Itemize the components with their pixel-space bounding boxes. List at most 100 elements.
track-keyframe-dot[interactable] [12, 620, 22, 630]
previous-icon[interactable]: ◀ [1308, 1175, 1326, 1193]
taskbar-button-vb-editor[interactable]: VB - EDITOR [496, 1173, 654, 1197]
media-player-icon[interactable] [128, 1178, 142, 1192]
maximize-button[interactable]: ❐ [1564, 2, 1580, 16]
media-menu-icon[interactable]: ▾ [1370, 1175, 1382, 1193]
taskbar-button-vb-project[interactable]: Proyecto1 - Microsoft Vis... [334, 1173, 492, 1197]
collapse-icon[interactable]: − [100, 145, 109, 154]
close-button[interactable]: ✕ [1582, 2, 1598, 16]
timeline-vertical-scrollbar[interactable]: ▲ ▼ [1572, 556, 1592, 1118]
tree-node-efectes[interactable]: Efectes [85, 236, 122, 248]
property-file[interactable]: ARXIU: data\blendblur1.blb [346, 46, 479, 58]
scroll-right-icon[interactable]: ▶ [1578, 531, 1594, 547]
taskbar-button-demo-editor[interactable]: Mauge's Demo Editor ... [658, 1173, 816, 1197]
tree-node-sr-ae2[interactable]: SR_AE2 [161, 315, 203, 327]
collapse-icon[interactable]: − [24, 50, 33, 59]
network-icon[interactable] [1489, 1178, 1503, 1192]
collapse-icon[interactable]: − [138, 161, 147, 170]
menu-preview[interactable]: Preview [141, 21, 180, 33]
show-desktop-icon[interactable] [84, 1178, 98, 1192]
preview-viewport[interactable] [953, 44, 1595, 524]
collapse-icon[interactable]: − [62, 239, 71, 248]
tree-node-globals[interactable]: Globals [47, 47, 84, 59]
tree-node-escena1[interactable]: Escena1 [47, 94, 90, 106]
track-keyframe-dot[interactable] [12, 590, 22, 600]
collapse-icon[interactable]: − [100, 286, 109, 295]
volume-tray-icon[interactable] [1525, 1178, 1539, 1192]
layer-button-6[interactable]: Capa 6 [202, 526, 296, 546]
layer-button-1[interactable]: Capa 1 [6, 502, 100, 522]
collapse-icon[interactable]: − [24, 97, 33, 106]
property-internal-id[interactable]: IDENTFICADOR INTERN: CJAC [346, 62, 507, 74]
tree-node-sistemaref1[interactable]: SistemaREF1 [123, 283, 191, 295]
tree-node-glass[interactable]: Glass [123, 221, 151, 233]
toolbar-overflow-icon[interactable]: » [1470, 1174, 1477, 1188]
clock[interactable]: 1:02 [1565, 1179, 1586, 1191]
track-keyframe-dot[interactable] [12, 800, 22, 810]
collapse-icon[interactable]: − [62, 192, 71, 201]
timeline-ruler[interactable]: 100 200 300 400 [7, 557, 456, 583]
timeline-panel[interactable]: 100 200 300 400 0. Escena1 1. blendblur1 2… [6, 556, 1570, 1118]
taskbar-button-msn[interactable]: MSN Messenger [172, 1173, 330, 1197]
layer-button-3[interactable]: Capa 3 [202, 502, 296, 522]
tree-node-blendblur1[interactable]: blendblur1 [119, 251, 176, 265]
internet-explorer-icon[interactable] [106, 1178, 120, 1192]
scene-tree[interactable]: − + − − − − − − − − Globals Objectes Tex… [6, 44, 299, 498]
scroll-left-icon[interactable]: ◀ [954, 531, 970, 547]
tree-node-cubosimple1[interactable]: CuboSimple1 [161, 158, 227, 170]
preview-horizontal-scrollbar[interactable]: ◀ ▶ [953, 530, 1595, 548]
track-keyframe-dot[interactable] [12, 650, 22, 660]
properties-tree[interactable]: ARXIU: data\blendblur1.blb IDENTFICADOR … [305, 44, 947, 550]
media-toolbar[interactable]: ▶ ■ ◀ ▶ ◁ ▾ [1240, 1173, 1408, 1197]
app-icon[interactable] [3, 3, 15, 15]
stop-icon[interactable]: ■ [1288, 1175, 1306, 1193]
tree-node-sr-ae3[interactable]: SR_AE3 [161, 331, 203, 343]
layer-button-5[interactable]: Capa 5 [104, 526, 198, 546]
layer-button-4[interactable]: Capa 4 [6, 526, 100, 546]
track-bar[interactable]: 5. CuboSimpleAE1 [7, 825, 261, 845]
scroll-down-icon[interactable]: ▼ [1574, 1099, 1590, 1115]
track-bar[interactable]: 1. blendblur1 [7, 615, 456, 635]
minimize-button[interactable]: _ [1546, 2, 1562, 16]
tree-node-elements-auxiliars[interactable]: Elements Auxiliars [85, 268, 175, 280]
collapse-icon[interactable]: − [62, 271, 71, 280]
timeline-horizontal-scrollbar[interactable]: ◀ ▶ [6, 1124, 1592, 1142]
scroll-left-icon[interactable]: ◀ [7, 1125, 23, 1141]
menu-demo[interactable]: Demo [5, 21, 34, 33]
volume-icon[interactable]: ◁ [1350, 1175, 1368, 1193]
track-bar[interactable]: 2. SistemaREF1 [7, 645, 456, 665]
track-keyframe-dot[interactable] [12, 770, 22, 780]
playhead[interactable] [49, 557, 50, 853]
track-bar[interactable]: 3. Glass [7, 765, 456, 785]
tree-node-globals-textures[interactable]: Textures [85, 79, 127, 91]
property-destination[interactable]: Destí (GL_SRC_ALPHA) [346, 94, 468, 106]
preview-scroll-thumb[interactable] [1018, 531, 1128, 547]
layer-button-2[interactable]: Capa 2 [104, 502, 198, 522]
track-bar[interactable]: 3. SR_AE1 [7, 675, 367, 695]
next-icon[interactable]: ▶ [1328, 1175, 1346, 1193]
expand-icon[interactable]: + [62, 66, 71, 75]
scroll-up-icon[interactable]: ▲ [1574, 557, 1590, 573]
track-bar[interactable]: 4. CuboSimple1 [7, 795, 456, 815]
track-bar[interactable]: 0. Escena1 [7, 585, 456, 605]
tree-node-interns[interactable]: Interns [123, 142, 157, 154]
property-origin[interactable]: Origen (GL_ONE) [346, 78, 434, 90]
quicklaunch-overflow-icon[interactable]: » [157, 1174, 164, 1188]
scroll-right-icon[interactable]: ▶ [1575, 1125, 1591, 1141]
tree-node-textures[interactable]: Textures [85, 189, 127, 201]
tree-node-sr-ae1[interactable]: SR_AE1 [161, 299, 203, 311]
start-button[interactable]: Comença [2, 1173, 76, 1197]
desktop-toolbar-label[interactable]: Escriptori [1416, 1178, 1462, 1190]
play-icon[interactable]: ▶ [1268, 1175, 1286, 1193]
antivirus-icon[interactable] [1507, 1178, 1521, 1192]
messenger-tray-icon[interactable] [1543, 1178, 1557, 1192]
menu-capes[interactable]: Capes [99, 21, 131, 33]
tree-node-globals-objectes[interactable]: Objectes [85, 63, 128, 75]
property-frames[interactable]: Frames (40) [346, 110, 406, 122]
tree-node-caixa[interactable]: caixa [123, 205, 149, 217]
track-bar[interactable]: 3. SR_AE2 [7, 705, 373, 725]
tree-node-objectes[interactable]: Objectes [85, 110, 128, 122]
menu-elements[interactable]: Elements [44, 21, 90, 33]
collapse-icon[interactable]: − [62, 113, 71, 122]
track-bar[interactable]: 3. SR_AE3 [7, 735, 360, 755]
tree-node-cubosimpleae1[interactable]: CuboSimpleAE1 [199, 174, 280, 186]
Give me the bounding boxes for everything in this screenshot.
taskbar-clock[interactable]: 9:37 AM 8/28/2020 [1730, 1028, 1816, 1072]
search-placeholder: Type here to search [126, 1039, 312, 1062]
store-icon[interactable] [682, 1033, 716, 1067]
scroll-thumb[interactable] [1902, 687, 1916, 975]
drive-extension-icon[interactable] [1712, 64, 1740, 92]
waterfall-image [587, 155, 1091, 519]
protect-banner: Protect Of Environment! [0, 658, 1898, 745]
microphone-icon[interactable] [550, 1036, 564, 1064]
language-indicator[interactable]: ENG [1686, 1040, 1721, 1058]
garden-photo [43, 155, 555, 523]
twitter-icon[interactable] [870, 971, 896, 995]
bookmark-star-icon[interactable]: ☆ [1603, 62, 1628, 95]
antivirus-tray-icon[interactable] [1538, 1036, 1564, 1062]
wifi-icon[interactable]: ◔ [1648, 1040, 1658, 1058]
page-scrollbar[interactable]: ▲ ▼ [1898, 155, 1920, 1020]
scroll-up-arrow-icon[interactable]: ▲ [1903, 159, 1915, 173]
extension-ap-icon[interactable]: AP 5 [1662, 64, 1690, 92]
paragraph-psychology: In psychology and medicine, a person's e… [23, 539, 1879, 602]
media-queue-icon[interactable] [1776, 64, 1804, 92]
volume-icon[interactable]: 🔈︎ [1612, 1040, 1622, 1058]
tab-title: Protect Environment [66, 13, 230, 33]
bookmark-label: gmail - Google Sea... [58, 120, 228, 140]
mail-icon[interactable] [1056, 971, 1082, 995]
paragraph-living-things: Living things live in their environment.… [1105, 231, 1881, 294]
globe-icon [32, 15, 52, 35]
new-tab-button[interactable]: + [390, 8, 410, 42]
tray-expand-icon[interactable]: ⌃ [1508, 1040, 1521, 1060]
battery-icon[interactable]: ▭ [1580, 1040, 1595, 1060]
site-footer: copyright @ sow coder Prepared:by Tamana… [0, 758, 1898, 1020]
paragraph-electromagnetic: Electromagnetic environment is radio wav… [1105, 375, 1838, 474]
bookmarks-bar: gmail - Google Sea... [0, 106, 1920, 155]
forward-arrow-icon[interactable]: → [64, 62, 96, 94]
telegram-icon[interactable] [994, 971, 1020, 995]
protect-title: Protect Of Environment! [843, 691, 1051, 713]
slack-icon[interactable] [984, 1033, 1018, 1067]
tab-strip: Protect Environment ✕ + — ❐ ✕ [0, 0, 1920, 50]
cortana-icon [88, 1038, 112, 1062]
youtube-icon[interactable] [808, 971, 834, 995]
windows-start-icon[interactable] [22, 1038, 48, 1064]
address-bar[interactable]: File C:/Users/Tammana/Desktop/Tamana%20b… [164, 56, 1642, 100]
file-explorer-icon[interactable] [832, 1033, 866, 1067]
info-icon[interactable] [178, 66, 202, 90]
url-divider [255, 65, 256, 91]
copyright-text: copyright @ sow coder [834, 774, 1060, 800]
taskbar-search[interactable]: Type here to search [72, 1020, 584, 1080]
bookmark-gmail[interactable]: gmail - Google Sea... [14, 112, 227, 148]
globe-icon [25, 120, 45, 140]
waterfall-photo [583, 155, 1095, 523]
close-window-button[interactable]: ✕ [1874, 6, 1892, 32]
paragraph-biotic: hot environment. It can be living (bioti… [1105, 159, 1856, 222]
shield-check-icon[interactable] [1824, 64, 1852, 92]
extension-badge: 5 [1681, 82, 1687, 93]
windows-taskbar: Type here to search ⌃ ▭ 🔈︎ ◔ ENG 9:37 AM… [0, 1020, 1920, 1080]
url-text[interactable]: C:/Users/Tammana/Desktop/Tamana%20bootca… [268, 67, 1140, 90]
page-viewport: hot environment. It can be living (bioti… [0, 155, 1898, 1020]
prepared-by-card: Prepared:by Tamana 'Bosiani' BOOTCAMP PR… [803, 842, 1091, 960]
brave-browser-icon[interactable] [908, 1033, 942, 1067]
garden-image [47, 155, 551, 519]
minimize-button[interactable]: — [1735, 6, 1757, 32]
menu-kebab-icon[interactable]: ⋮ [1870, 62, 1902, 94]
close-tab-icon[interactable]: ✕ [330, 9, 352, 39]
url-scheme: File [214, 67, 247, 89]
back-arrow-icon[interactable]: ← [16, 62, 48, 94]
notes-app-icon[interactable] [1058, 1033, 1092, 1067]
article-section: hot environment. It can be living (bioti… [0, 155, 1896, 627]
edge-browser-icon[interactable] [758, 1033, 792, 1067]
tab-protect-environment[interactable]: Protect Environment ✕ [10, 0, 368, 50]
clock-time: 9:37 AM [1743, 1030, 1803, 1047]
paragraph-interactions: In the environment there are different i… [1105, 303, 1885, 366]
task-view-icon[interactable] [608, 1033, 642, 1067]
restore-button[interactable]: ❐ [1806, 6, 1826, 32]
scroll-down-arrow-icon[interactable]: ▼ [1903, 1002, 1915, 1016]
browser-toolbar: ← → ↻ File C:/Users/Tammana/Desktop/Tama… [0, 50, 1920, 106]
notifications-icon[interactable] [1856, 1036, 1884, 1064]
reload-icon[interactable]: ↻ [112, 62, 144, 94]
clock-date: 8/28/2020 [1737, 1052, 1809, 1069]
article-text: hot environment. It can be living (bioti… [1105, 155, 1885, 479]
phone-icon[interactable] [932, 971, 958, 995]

##############################

- **Exercise aim**
The expected answer is a copy of each line above containing "menu".

- **Reply to the exercise**
media-menu-icon[interactable]: ▾ [1370, 1175, 1382, 1193]
menu-preview[interactable]: Preview [141, 21, 180, 33]
menu-demo[interactable]: Demo [5, 21, 34, 33]
menu-capes[interactable]: Capes [99, 21, 131, 33]
menu-elements[interactable]: Elements [44, 21, 90, 33]
menu-kebab-icon[interactable]: ⋮ [1870, 62, 1902, 94]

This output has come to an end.